Vorliegender Textauszug ->
Damals™ – wieder mal in Erinnerungen gekramt

Meinen ersten PC kaufte ich 1993. Ein 386er* mit 33 MHz Prozessor, 240 MB [sic!] Festplatte und 4 MB RAM. Damals im Fachhandel erstanden, zusammen mit einem frühen Tintenstrahldrucker für schlappe 3.700 DM. Im Fachhandel, weil ich ja selber noch gar keine Ahnung hatte und ich hoffte dort auf guten Service, falls ich mit der Kiste gar nicht zurecht käme. Der Verkäufer versicherte mir damals – und ich glaube wirklich, dass er das wirklich glaubte – dass es zwar auch schon 486er* gäbe, solche Höllenmaschinen aber niemand im normalen Hausgebrauch je benötigen würde.

Weil im Fachhandel gekauft, kam der Rechner mit vorinstalliertem Betriebssystem: MS-DOS (ich glaube in Version 1.3) und darauf aufsetzend Windows 3.11. Ganz zu Anfang nutzte ich aber Windows kaum, weil es so viele DOS-Anwendungen gab. Als Dateimanager hatte ich den Norton Commander und ich erinnere mich noch, dass mir dann später irgendwann die Umstellung auf Windows ungeheuer schwer fiel.

Die erste Hardwareergänzung, die ich selber vornahm, war etwa ein halbes Jahr später. Da stockte ich den Arbeitsspeicher von 4 MB auf 8 MB auf. Für die 4 MB RAM zahlte ich damals bei einem Freund einen Freundschaftspreis von 200 DM. 200 Mark für 4 MB RAM. Irrsinn.

*

Bis ich den ersten Internetzugang zu Hause hatte, vergingen noch 4 oder 5 Jahre. Ich weiss nicht mehr genau, ob ich den schon in 1997 oder doch erst in 98 bekam. Damals musste ich das Telefon ausstöpseln, wenn ich mit dem 56k-Modem online gehen wollte und während das Modem seine seltsam gurgelnden Einwahlgeräusche machte, konnte man lässig auf’s Klo gehen und sich einen Kaffee holen.

Einträge im Datensatz ->
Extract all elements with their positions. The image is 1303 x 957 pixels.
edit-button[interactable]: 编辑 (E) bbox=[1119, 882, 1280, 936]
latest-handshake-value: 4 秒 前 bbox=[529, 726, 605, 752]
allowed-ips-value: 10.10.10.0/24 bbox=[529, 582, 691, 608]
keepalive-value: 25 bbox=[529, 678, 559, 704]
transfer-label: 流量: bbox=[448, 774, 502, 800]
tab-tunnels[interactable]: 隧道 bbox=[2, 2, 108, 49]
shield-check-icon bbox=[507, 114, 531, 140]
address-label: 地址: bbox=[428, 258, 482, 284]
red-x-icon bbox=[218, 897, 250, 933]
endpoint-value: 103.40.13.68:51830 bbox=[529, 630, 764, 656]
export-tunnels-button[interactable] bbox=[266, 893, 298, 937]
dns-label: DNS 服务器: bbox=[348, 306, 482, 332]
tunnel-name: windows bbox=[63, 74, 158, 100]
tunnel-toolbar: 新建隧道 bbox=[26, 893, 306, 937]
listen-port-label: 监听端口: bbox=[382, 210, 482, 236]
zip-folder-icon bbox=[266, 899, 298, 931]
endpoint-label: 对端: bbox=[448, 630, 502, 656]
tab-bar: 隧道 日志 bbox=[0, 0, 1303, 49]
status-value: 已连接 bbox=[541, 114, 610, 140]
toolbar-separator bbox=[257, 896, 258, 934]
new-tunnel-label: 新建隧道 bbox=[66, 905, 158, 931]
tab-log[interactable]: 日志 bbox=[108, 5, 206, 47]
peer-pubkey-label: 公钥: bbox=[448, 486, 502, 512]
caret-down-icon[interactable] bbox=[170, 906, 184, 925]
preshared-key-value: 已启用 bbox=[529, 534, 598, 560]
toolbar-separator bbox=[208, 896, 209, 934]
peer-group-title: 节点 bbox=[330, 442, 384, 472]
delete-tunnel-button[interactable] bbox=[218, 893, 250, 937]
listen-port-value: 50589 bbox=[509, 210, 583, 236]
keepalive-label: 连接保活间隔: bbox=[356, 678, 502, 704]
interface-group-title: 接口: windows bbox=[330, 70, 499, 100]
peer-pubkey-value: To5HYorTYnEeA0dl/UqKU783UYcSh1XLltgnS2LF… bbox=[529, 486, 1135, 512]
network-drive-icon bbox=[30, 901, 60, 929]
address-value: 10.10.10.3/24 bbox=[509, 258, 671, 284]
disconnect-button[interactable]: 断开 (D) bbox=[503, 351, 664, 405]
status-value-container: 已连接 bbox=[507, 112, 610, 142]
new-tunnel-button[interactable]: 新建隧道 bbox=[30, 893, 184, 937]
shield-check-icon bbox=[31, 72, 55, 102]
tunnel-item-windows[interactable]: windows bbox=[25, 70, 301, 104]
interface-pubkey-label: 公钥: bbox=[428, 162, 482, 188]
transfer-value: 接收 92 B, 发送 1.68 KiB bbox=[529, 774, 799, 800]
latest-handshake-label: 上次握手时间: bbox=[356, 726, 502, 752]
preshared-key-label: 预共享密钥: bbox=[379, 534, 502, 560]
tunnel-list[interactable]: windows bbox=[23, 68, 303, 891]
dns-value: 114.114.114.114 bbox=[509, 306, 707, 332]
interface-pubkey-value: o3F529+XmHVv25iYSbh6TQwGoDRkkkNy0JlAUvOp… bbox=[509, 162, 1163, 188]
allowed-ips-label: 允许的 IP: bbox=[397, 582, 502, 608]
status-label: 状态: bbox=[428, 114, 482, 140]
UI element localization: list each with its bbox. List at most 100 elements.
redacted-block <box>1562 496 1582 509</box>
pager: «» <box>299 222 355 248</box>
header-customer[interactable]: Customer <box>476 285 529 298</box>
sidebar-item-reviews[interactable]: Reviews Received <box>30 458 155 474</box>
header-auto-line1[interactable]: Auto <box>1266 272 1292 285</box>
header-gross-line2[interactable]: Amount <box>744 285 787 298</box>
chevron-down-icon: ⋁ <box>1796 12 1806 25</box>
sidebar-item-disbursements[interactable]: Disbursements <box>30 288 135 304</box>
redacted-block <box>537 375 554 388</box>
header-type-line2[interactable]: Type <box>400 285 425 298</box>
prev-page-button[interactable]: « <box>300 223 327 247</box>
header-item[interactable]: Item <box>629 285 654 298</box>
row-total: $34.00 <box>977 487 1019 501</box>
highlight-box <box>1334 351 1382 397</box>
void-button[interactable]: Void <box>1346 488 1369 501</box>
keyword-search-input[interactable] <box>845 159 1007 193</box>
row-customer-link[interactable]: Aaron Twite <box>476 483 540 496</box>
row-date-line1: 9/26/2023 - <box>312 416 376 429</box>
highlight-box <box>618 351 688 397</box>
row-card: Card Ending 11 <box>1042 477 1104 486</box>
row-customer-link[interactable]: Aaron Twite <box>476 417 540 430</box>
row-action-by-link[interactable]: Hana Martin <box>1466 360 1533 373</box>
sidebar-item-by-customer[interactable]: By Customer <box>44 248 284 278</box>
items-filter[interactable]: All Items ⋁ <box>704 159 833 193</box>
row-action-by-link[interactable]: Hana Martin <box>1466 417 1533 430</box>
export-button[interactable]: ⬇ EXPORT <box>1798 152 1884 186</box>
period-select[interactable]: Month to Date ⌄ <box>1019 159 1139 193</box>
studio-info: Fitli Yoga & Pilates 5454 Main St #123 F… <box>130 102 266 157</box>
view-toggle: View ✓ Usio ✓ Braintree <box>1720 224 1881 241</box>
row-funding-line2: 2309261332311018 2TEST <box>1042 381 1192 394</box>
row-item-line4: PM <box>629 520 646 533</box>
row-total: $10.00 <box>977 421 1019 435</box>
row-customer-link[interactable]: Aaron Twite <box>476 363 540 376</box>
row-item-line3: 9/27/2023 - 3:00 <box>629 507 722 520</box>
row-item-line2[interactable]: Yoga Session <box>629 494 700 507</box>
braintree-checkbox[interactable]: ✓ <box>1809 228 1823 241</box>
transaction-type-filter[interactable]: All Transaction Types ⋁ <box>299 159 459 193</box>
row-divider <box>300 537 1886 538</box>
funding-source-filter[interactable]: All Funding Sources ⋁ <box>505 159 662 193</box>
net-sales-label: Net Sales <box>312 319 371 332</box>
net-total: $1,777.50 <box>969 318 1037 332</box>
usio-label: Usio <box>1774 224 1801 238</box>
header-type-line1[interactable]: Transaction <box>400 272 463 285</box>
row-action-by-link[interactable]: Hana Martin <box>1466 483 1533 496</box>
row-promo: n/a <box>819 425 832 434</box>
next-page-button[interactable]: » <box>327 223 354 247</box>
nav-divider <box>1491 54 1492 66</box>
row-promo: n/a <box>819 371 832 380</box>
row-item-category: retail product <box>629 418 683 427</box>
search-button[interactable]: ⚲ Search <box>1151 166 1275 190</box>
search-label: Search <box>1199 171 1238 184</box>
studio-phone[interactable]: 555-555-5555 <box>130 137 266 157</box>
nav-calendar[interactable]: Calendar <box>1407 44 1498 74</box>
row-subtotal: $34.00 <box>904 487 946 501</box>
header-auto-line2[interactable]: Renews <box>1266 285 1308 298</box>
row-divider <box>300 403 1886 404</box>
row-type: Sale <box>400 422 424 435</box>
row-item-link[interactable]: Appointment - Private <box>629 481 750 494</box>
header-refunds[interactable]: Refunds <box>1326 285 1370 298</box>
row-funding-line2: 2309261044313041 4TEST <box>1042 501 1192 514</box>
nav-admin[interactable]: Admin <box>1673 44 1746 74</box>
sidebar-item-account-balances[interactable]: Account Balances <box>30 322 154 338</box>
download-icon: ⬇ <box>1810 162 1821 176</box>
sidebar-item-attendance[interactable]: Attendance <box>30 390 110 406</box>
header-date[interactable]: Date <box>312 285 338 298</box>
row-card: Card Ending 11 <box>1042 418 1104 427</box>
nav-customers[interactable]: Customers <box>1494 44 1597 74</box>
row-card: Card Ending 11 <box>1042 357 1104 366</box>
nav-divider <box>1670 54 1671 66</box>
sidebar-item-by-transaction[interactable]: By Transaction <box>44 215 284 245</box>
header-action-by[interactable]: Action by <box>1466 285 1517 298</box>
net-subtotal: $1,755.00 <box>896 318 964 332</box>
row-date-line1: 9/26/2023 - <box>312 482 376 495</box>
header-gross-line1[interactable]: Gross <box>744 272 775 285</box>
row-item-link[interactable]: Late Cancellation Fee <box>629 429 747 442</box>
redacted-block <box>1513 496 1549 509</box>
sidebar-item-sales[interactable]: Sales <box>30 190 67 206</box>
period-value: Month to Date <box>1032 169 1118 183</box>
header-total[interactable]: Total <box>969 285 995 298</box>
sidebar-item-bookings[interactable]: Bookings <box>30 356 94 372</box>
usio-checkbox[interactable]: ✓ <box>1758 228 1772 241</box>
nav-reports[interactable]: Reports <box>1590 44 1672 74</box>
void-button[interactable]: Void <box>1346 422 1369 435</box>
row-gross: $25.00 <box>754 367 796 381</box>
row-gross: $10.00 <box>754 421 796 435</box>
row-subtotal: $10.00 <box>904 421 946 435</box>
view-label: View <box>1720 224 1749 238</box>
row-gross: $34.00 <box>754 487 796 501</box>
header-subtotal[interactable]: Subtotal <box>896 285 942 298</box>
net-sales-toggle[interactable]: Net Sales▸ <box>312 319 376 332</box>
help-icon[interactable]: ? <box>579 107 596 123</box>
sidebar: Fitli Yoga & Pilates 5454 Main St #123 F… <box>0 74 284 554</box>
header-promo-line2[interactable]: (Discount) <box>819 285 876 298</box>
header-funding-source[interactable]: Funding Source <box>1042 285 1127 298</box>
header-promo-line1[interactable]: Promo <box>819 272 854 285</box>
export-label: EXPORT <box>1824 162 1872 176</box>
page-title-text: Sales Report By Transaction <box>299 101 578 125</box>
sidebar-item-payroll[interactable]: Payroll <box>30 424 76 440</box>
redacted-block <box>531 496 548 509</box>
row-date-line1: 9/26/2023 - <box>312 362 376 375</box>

Was gefragt ist -> Entscheide für jede der folgenden Aussagen, ob sie mit dem Text über den ersten PC übereinstimmt, und belege deine Antwort mit Ja oder Nein sowie den entscheidenden Worten des Textes als wörtlichem Zitat. 1. Der erste PC hatte beim Kauf 4 MB Arbeitsspeicher. 2. Der Verkäufer empfahl für den Hausgebrauch einen 486er. 3. Für die zusätzlichen 4 MB RAM wurden 200 DM bezahlt.

Lösung dieser Aufgabe ->
1. Ja: „240 MB [sic!] Festplatte und 4 MB RAM“
2. Nein: „solche Höllenmaschinen aber niemand im normalen Hausgebrauch je benötigen würde“
3. Ja: „Für die 4 MB RAM zahlte ich damals bei einem Freund einen Freundschaftspreis von 200 DM.“